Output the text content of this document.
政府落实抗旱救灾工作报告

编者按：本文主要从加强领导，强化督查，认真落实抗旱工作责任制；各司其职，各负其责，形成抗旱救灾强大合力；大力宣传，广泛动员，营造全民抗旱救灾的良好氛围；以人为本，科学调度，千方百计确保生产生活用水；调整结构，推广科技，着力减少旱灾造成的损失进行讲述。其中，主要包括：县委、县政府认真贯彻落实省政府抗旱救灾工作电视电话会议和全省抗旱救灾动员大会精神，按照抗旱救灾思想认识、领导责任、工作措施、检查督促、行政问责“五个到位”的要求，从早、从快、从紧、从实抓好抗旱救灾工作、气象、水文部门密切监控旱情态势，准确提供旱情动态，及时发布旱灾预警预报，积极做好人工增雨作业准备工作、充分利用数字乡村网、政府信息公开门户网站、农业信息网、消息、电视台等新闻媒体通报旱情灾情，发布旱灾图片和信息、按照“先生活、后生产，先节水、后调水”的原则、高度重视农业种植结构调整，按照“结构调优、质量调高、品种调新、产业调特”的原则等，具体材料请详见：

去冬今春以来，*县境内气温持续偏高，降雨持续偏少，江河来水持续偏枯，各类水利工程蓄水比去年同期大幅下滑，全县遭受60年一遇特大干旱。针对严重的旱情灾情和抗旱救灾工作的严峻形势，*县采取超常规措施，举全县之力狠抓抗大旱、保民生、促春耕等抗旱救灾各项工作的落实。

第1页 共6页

········

» WORK REQUIRED
All of the data shown above must be copied exactly.

» OUTPUT OF THE TASK
Output the text content of this document.
政府落实抗旱救灾工作报告

编者按：本文主要从加强领导，强化督查，认真落实抗旱工作责任制；各司其职，各负其责，形成抗旱救灾强大合力；大力宣传，广泛动员，营造全民抗旱救灾的良好氛围；以人为本，科学调度，千方百计确保生产生活用水；调整结构，推广科技，着力减少旱灾造成的损失进行讲述。其中，主要包括：县委、县政府认真贯彻落实省政府抗旱救灾工作电视电话会议和全省抗旱救灾动员大会精神，按照抗旱救灾思想认识、领导责任、工作措施、检查督促、行政问责“五个到位”的要求，从早、从快、从紧、从实抓好抗旱救灾工作、气象、水文部门密切监控旱情态势，准确提供旱情动态，及时发布旱灾预警预报，积极做好人工增雨作业准备工作、充分利用数字乡村网、政府信息公开门户网站、农业信息网、消息、电视台等新闻媒体通报旱情灾情，发布旱灾图片和信息、按照“先生活、后生产，先节水、后调水”的原则、高度重视农业种植结构调整，按照“结构调优、质量调高、品种调新、产业调特”的原则等，具体材料请详见：

去冬今春以来，*县境内气温持续偏高，降雨持续偏少，江河来水持续偏枯，各类水利工程蓄水比去年同期大幅下滑，全县遭受60年一遇特大干旱。针对严重的旱情灾情和抗旱救灾工作的严峻形势，*县采取超常规措施，举全县之力狠抓抗大旱、保民生、促春耕等抗旱救灾各项工作的落实。

第1页 共6页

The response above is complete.